*TASK REQUIREMENTS*. Below are the records; collect from them each line containing the string "JSON".

*RECORDS SHOWN*.
----

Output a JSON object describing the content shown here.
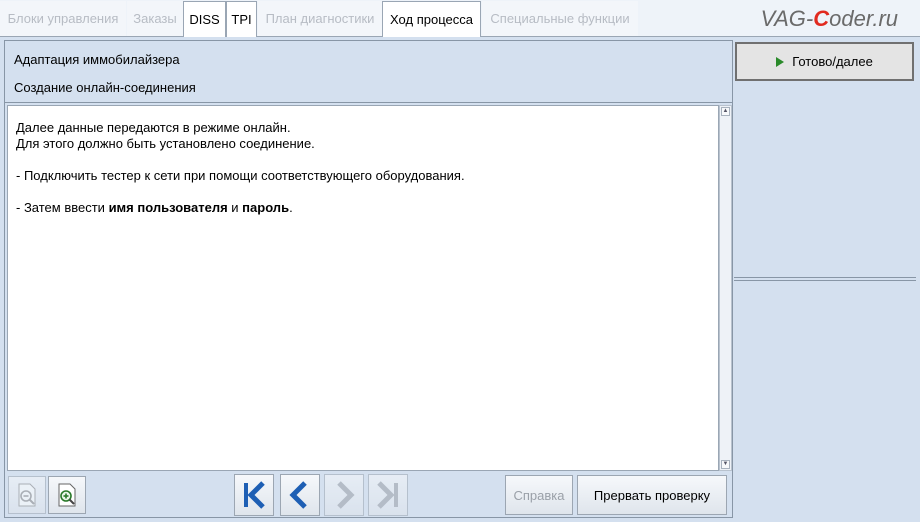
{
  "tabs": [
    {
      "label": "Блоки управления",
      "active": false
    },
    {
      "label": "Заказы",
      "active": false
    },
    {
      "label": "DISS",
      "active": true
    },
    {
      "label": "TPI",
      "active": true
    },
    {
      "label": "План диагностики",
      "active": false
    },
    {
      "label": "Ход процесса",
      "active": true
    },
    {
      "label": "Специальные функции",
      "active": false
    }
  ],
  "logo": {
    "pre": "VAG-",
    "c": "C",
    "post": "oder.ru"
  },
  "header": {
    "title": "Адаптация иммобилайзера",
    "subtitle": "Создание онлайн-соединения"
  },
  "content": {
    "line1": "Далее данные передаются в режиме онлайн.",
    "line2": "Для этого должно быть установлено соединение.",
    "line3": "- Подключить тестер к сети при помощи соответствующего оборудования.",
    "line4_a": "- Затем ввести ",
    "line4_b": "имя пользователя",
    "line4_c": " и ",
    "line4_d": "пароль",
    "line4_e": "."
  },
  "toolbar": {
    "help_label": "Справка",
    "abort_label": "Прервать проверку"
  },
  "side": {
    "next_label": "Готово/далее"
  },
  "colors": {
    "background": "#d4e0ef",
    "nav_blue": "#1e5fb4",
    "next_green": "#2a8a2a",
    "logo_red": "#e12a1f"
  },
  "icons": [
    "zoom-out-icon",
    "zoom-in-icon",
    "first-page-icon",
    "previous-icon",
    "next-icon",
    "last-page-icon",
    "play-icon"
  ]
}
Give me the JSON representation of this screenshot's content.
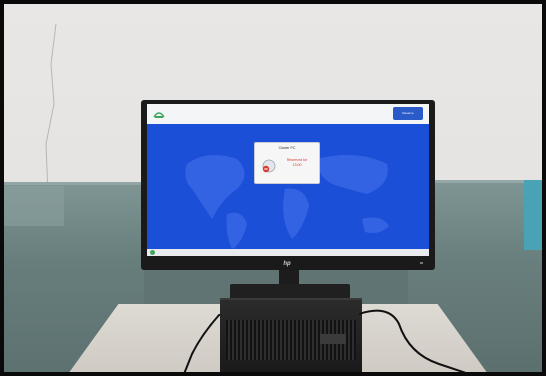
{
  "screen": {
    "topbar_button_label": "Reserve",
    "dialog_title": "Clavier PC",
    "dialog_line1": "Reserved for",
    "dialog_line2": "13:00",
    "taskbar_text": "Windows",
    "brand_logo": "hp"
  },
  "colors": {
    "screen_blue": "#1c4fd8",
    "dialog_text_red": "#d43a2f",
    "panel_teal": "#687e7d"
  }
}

----

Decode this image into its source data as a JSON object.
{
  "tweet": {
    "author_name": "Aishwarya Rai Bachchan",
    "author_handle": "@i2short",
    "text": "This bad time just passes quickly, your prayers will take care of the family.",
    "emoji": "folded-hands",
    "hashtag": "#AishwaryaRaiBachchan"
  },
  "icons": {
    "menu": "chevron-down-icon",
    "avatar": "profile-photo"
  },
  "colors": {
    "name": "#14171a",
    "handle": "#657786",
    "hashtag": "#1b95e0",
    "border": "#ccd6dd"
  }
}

----

*SOLUTION TO THIS EXERCISE*.
Output a JSON object describing the content shown here.
Give me the JSON representation of this screenshot's content.
Decode this image into its source data as a JSON object.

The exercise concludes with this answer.